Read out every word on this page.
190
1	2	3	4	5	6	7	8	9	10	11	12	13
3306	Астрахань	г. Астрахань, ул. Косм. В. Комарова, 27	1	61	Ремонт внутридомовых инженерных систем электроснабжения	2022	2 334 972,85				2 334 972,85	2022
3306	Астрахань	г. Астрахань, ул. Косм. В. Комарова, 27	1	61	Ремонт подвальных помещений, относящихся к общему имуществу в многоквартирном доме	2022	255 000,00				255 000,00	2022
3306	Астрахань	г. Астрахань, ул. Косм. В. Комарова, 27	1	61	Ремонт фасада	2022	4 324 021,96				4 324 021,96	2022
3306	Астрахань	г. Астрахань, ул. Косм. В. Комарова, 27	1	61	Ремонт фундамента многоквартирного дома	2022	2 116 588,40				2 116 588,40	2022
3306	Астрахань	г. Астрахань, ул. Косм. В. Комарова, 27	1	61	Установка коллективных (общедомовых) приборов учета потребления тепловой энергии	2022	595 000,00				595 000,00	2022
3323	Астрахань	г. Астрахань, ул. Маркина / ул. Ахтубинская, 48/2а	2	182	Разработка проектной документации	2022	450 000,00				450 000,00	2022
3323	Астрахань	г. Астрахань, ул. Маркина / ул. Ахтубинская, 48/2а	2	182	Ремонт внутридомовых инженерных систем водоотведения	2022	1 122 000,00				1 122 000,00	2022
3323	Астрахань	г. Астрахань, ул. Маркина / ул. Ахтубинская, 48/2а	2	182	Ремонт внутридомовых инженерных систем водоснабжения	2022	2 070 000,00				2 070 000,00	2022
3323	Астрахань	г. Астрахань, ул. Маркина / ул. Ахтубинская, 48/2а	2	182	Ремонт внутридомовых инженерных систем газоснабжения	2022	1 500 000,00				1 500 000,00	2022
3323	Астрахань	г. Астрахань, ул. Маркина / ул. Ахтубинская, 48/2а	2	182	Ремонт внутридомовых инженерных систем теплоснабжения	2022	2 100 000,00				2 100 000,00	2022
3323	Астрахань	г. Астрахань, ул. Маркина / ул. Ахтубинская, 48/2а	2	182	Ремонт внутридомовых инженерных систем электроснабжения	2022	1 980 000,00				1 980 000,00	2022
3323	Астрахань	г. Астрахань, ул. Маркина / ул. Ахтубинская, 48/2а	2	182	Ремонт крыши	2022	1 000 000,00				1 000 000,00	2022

Required task:
Transcribe every entry exactly, omitting nothing.

Answer to the task:
Read out every word on this page.
190
1	2	3	4	5	6	7	8	9	10	11	12	13
3306	Астрахань	г. Астрахань, ул. Косм. В. Комарова, 27	1	61	Ремонт внутридомовых инженерных систем электроснабжения	2022	2 334 972,85				2 334 972,85	2022
3306	Астрахань	г. Астрахань, ул. Косм. В. Комарова, 27	1	61	Ремонт подвальных помещений, относящихся к общему имуществу в многоквартирном доме	2022	255 000,00				255 000,00	2022
3306	Астрахань	г. Астрахань, ул. Косм. В. Комарова, 27	1	61	Ремонт фасада	2022	4 324 021,96				4 324 021,96	2022
3306	Астрахань	г. Астрахань, ул. Косм. В. Комарова, 27	1	61	Ремонт фундамента многоквартирного дома	2022	2 116 588,40				2 116 588,40	2022
3306	Астрахань	г. Астрахань, ул. Косм. В. Комарова, 27	1	61	Установка коллективных (общедомовых) приборов учета потребления тепловой энергии	2022	595 000,00				595 000,00	2022
3323	Астрахань	г. Астрахань, ул. Маркина / ул. Ахтубинская, 48/2а	2	182	Разработка проектной документации	2022	450 000,00				450 000,00	2022
3323	Астрахань	г. Астрахань, ул. Маркина / ул. Ахтубинская, 48/2а	2	182	Ремонт внутридомовых инженерных систем водоотведения	2022	1 122 000,00				1 122 000,00	2022
3323	Астрахань	г. Астрахань, ул. Маркина / ул. Ахтубинская, 48/2а	2	182	Ремонт внутридомовых инженерных систем водоснабжения	2022	2 070 000,00				2 070 000,00	2022
3323	Астрахань	г. Астрахань, ул. Маркина / ул. Ахтубинская, 48/2а	2	182	Ремонт внутридомовых инженерных систем газоснабжения	2022	1 500 000,00				1 500 000,00	2022
3323	Астрахань	г. Астрахань, ул. Маркина / ул. Ахтубинская, 48/2а	2	182	Ремонт внутридомовых инженерных систем теплоснабжения	2022	2 100 000,00				2 100 000,00	2022
3323	Астрахань	г. Астрахань, ул. Маркина / ул. Ахтубинская, 48/2а	2	182	Ремонт внутридомовых инженерных систем электроснабжения	2022	1 980 000,00				1 980 000,00	2022
3323	Астрахань	г. Астрахань, ул. Маркина / ул. Ахтубинская, 48/2а	2	182	Ремонт крыши	2022	1 000 000,00				1 000 000,00	2022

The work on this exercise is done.